(Data items)
^^^^^^^^

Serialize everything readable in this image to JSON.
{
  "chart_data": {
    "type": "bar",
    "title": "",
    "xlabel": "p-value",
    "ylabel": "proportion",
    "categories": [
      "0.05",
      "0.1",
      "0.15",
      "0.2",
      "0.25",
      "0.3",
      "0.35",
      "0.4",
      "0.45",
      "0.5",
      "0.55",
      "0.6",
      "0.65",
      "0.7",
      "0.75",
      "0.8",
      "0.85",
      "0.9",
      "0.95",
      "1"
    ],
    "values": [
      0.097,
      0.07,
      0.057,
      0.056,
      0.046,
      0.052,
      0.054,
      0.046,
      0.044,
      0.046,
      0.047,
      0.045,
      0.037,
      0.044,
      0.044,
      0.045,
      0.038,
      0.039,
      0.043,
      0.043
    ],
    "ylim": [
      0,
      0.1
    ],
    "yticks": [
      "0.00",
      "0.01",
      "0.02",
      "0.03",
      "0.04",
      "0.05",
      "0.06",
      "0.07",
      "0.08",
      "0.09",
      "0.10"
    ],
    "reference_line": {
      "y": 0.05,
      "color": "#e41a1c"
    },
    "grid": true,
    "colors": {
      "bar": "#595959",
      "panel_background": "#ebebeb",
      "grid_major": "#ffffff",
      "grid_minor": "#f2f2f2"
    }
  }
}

^^^^^^^^

### TASK DETAILS
Repeat every line of the material exactly as given.

### ANSWER TO THIS TASK
Serialize everything readable in this image to JSON.
{
  "chart_data": {
    "type": "bar",
    "title": "",
    "xlabel": "p-value",
    "ylabel": "proportion",
    "categories": [
      "0.05",
      "0.1",
      "0.15",
      "0.2",
      "0.25",
      "0.3",
      "0.35",
      "0.4",
      "0.45",
      "0.5",
      "0.55",
      "0.6",
      "0.65",
      "0.7",
      "0.75",
      "0.8",
      "0.85",
      "0.9",
      "0.95",
      "1"
    ],
    "values": [
      0.097,
      0.07,
      0.057,
      0.056,
      0.046,
      0.052,
      0.054,
      0.046,
      0.044,
      0.046,
      0.047,
      0.045,
      0.037,
      0.044,
      0.044,
      0.045,
      0.038,
      0.039,
      0.043,
      0.043
    ],
    "ylim": [
      0,
      0.1
    ],
    "yticks": [
      "0.00",
      "0.01",
      "0.02",
      "0.03",
      "0.04",
      "0.05",
      "0.06",
      "0.07",
      "0.08",
      "0.09",
      "0.10"
    ],
    "reference_line": {
      "y": 0.05,
      "color": "#e41a1c"
    },
    "grid": true,
    "colors": {
      "bar": "#595959",
      "panel_background": "#ebebeb",
      "grid_major": "#ffffff",
      "grid_minor": "#f2f2f2"
    }
  }
}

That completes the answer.